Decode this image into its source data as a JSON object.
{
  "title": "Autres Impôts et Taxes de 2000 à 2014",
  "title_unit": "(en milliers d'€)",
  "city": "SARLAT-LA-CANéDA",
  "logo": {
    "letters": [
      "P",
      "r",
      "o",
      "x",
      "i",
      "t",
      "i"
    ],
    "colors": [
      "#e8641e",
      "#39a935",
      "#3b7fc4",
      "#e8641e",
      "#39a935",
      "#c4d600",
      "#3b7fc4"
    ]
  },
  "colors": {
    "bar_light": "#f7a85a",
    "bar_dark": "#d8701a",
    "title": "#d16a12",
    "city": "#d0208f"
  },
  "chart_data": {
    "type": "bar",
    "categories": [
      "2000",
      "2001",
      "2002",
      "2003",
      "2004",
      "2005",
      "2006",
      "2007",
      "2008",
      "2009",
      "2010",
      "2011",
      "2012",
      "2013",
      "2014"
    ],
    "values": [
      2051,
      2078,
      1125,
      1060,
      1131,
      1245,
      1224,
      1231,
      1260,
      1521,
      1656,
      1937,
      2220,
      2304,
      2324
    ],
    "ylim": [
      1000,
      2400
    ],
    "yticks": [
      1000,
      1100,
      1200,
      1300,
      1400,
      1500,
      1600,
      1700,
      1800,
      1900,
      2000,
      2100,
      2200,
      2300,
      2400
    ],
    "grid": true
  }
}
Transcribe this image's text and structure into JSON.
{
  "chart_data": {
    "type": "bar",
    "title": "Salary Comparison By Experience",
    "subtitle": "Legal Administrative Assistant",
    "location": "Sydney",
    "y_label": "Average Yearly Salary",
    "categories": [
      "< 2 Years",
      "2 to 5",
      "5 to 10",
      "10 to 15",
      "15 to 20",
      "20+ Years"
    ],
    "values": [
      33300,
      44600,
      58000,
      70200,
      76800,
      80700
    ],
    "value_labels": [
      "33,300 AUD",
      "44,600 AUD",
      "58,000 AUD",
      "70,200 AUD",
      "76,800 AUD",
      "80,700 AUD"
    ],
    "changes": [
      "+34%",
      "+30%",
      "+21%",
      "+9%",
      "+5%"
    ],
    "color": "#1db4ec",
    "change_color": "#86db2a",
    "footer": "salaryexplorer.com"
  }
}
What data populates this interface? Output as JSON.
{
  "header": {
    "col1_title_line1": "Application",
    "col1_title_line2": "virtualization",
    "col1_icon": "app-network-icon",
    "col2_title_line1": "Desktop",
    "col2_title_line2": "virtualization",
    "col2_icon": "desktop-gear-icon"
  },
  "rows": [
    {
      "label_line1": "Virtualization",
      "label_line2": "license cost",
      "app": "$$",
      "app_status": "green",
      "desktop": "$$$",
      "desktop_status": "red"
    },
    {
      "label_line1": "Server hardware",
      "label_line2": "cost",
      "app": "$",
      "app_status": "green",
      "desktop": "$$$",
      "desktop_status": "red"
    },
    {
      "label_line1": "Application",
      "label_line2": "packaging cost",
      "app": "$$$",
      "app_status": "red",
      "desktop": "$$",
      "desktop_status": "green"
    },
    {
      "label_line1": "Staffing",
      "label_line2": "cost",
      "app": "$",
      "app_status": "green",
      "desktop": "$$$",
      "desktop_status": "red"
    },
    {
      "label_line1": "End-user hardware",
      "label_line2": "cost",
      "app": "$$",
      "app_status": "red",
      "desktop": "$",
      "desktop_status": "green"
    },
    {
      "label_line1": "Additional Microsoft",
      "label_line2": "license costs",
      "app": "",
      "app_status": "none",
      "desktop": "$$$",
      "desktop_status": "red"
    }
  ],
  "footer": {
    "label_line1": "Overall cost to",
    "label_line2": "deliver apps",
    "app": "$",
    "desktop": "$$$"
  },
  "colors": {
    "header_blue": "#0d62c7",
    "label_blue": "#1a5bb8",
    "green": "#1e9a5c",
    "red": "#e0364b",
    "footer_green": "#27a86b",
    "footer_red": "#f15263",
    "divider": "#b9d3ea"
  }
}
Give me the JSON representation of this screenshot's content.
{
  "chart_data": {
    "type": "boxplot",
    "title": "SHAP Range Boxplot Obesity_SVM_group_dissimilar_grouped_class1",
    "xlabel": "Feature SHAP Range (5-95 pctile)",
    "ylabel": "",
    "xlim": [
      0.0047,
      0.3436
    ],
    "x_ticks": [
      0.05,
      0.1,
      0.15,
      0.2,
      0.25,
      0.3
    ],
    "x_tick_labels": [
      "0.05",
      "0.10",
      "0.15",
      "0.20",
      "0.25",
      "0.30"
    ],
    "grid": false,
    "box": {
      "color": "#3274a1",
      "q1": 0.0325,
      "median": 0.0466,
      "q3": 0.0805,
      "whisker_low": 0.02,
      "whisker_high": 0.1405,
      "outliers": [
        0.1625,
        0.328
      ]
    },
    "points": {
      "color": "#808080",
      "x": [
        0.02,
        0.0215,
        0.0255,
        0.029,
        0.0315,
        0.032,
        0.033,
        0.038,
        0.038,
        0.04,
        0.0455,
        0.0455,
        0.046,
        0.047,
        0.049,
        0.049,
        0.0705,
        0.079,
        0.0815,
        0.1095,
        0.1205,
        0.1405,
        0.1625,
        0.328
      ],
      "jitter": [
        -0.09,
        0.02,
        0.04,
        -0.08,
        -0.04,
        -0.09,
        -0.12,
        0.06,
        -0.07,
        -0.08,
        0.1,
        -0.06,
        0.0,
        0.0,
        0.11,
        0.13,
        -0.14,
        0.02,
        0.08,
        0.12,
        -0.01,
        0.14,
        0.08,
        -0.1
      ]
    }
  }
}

========

**TASK TO CARRY OUT**
Output the listing above word for word.

**RESULT**
Decode this image into its source data as a JSON object.
{
  "title": "Autres Impôts et Taxes de 2000 à 2014",
  "title_unit": "(en milliers d'€)",
  "city": "SARLAT-LA-CANéDA",
  "logo": {
    "letters": [
      "P",
      "r",
      "o",
      "x",
      "i",
      "t",
      "i"
    ],
    "colors": [
      "#e8641e",
      "#39a935",
      "#3b7fc4",
      "#e8641e",
      "#39a935",
      "#c4d600",
      "#3b7fc4"
    ]
  },
  "colors": {
    "bar_light": "#f7a85a",
    "bar_dark": "#d8701a",
    "title": "#d16a12",
    "city": "#d0208f"
  },
  "chart_data": {
    "type": "bar",
    "categories": [
      "2000",
      "2001",
      "2002",
      "2003",
      "2004",
      "2005",
      "2006",
      "2007",
      "2008",
      "2009",
      "2010",
      "2011",
      "2012",
      "2013",
      "2014"
    ],
    "values": [
      2051,
      2078,
      1125,
      1060,
      1131,
      1245,
      1224,
      1231,
      1260,
      1521,
      1656,
      1937,
      2220,
      2304,
      2324
    ],
    "ylim": [
      1000,
      2400
    ],
    "yticks": [
      1000,
      1100,
      1200,
      1300,
      1400,
      1500,
      1600,
      1700,
      1800,
      1900,
      2000,
      2100,
      2200,
      2300,
      2400
    ],
    "grid": true
  }
}
Transcribe this image's text and structure into JSON.
{
  "chart_data": {
    "type": "bar",
    "title": "Salary Comparison By Experience",
    "subtitle": "Legal Administrative Assistant",
    "location": "Sydney",
    "y_label": "Average Yearly Salary",
    "categories": [
      "< 2 Years",
      "2 to 5",
      "5 to 10",
      "10 to 15",
      "15 to 20",
      "20+ Years"
    ],
    "values": [
      33300,
      44600,
      58000,
      70200,
      76800,
      80700
    ],
    "value_labels": [
      "33,300 AUD",
      "44,600 AUD",
      "58,000 AUD",
      "70,200 AUD",
      "76,800 AUD",
      "80,700 AUD"
    ],
    "changes": [
      "+34%",
      "+30%",
      "+21%",
      "+9%",
      "+5%"
    ],
    "color": "#1db4ec",
    "change_color": "#86db2a",
    "footer": "salaryexplorer.com"
  }
}
What data populates this interface? Output as JSON.
{
  "header": {
    "col1_title_line1": "Application",
    "col1_title_line2": "virtualization",
    "col1_icon": "app-network-icon",
    "col2_title_line1": "Desktop",
    "col2_title_line2": "virtualization",
    "col2_icon": "desktop-gear-icon"
  },
  "rows": [
    {
      "label_line1": "Virtualization",
      "label_line2": "license cost",
      "app": "$$",
      "app_status": "green",
      "desktop": "$$$",
      "desktop_status": "red"
    },
    {
      "label_line1": "Server hardware",
      "label_line2": "cost",
      "app": "$",
      "app_status": "green",
      "desktop": "$$$",
      "desktop_status": "red"
    },
    {
      "label_line1": "Application",
      "label_line2": "packaging cost",
      "app": "$$$",
      "app_status": "red",
      "desktop": "$$",
      "desktop_status": "green"
    },
    {
      "label_line1": "Staffing",
      "label_line2": "cost",
      "app": "$",
      "app_status": "green",
      "desktop": "$$$",
      "desktop_status": "red"
    },
    {
      "label_line1": "End-user hardware",
      "label_line2": "cost",
      "app": "$$",
      "app_status": "red",
      "desktop": "$",
      "desktop_status": "green"
    },
    {
      "label_line1": "Additional Microsoft",
      "label_line2": "license costs",
      "app": "",
      "app_status": "none",
      "desktop": "$$$",
      "desktop_status": "red"
    }
  ],
  "footer": {
    "label_line1": "Overall cost to",
    "label_line2": "deliver apps",
    "app": "$",
    "desktop": "$$$"
  },
  "colors": {
    "header_blue": "#0d62c7",
    "label_blue": "#1a5bb8",
    "green": "#1e9a5c",
    "red": "#e0364b",
    "footer_green": "#27a86b",
    "footer_red": "#f15263",
    "divider": "#b9d3ea"
  }
}
Give me the JSON representation of this screenshot's content.
{
  "chart_data": {
    "type": "boxplot",
    "title": "SHAP Range Boxplot Obesity_SVM_group_dissimilar_grouped_class1",
    "xlabel": "Feature SHAP Range (5-95 pctile)",
    "ylabel": "",
    "xlim": [
      0.0047,
      0.3436
    ],
    "x_ticks": [
      0.05,
      0.1,
      0.15,
      0.2,
      0.25,
      0.3
    ],
    "x_tick_labels": [
      "0.05",
      "0.10",
      "0.15",
      "0.20",
      "0.25",
      "0.30"
    ],
    "grid": false,
    "box": {
      "color": "#3274a1",
      "q1": 0.0325,
      "median": 0.0466,
      "q3": 0.0805,
      "whisker_low": 0.02,
      "whisker_high": 0.1405,
      "outliers": [
        0.1625,
        0.328
      ]
    },
    "points": {
      "color": "#808080",
      "x": [
        0.02,
        0.0215,
        0.0255,
        0.029,
        0.0315,
        0.032,
        0.033,
        0.038,
        0.038,
        0.04,
        0.0455,
        0.0455,
        0.046,
        0.047,
        0.049,
        0.049,
        0.0705,
        0.079,
        0.0815,
        0.1095,
        0.1205,
        0.1405,
        0.1625,
        0.328
      ],
      "jitter": [
        -0.09,
        0.02,
        0.04,
        -0.08,
        -0.04,
        -0.09,
        -0.12,
        0.06,
        -0.07,
        -0.08,
        0.1,
        -0.06,
        0.0,
        0.0,
        0.11,
        0.13,
        -0.14,
        0.02,
        0.08,
        0.12,
        -0.01,
        0.14,
        0.08,
        -0.1
      ]
    }
  }
}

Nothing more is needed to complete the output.